**Stated exercise**
In the data below, find every line with the string "Road" and pull it out.

** Start of Material shown **

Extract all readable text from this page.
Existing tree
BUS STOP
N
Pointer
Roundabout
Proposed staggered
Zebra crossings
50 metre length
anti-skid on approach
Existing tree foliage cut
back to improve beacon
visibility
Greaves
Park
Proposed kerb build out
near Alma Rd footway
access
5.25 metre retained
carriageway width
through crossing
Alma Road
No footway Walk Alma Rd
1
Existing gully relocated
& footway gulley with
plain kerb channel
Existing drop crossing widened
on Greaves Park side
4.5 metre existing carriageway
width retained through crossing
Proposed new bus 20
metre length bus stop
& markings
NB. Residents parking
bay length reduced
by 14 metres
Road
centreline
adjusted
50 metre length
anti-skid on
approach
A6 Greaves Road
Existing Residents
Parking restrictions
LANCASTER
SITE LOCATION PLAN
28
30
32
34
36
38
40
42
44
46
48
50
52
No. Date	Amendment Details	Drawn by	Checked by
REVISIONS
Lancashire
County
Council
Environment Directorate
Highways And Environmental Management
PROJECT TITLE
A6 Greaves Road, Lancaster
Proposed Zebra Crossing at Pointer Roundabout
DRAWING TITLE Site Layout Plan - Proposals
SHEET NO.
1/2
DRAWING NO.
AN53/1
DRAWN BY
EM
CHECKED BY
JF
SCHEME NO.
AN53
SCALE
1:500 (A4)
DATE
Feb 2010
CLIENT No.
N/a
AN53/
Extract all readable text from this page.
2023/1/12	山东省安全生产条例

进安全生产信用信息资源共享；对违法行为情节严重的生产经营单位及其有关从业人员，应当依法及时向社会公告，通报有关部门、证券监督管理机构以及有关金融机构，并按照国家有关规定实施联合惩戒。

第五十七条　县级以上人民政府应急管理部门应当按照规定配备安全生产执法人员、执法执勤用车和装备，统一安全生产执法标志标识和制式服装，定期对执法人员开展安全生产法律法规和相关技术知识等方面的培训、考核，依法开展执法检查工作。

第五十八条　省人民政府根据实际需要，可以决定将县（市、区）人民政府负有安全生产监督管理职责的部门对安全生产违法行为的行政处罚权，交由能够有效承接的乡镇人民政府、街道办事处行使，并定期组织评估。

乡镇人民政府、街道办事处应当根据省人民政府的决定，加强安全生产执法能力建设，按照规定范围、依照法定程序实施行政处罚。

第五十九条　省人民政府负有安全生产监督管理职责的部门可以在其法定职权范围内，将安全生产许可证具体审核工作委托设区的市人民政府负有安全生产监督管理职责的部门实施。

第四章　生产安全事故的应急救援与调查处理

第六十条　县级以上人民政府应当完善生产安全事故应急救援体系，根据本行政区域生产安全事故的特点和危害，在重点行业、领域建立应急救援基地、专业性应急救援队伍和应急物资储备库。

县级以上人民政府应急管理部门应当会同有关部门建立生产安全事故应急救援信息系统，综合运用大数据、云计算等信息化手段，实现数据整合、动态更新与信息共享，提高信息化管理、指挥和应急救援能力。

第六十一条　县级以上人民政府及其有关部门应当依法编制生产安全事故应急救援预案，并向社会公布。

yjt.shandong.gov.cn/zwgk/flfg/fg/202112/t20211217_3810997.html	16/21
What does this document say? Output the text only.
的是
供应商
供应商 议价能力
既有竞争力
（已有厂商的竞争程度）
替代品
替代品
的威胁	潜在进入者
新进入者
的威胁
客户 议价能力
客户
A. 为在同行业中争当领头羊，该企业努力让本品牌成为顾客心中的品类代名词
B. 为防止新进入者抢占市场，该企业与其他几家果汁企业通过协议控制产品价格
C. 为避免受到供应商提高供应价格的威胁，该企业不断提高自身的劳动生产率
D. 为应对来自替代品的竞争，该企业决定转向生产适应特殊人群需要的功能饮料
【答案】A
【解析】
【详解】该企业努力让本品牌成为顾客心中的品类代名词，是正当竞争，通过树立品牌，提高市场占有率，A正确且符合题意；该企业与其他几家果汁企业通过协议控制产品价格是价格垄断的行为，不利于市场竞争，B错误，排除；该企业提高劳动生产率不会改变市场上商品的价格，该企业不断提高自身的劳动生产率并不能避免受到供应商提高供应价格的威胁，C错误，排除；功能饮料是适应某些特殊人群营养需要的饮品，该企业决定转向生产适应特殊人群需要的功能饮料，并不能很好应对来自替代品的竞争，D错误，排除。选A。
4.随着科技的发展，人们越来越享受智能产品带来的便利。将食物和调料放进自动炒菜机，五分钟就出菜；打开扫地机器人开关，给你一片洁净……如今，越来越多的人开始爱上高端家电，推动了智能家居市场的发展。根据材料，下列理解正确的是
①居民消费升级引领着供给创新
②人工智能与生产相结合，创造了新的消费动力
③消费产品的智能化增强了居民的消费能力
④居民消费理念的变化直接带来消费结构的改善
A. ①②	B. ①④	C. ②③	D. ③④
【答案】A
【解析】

** End of Material shown **

**Exercise output**
Alma Road
Road
A6 Greaves Road
A6 Greaves Road, Lancaster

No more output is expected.